Source data:

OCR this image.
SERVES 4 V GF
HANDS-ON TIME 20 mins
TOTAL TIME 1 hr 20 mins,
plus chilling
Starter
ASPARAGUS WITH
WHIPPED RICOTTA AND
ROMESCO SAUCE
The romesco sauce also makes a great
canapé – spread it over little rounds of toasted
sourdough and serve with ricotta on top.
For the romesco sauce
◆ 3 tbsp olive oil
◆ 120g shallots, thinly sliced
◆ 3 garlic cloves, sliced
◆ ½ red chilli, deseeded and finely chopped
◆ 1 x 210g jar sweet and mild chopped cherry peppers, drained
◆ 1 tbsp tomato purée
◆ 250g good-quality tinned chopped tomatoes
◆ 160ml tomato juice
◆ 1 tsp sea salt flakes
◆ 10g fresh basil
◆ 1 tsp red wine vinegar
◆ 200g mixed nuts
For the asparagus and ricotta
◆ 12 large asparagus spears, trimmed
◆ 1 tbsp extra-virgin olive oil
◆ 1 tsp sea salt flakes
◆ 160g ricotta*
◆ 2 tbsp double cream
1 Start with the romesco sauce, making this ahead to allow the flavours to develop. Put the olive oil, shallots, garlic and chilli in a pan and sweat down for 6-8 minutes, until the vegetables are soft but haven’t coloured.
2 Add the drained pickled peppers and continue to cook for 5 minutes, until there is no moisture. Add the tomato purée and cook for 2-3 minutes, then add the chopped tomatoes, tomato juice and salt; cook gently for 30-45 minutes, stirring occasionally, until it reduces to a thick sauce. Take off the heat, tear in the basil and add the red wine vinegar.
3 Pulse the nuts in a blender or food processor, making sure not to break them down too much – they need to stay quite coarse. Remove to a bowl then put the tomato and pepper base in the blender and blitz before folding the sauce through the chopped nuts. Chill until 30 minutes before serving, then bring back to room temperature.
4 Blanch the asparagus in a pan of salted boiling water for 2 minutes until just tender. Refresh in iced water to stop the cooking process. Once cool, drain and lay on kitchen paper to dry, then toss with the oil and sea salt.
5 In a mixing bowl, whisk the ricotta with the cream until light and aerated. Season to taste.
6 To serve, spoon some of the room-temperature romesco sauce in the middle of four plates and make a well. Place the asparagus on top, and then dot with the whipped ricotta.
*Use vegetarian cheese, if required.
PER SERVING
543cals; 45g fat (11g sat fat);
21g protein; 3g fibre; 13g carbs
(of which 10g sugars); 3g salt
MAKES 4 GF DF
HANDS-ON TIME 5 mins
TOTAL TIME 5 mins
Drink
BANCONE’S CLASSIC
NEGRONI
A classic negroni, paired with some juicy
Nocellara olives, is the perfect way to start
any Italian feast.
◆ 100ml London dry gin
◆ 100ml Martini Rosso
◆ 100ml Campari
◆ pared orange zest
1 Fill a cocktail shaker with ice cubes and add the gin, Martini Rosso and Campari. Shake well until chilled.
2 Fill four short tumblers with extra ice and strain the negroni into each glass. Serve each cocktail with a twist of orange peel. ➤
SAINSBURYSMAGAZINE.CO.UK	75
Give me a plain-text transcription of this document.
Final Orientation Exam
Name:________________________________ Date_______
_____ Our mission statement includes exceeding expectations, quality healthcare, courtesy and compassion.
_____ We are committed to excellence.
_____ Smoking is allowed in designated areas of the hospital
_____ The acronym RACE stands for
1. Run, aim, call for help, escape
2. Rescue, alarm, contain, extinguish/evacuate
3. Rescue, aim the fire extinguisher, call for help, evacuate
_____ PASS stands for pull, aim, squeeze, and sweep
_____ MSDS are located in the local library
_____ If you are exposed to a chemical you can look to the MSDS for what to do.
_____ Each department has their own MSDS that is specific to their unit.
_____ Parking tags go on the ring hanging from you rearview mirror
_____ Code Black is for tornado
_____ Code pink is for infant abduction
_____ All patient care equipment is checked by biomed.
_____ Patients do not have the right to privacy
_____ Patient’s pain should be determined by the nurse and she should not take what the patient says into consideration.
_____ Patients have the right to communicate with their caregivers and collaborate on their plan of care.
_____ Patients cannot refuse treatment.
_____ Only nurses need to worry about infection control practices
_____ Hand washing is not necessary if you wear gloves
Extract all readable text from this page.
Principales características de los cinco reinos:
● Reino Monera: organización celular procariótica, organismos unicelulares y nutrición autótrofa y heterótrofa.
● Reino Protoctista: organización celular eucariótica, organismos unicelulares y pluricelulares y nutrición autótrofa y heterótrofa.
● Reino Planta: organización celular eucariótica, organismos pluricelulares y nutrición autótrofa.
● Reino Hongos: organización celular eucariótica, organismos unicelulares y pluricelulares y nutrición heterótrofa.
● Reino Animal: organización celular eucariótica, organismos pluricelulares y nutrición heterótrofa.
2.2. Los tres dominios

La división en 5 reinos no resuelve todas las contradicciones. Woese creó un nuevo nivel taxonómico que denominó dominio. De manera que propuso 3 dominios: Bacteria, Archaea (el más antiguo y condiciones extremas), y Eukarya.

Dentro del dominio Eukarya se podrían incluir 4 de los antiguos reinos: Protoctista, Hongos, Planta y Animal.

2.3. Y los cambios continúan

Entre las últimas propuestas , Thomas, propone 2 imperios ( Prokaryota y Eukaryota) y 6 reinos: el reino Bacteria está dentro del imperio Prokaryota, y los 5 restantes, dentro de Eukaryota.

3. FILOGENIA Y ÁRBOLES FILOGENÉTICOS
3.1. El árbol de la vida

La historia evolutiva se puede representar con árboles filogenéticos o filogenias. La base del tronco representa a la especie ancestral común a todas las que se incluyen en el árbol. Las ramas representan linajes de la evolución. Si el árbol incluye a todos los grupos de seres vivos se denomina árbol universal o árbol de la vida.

Assignment: Each line in the records above with "TOTAL" must be returned.

Response to the exercise:
TOTAL TIME 1 hr 20 mins,
TOTAL TIME 5 mins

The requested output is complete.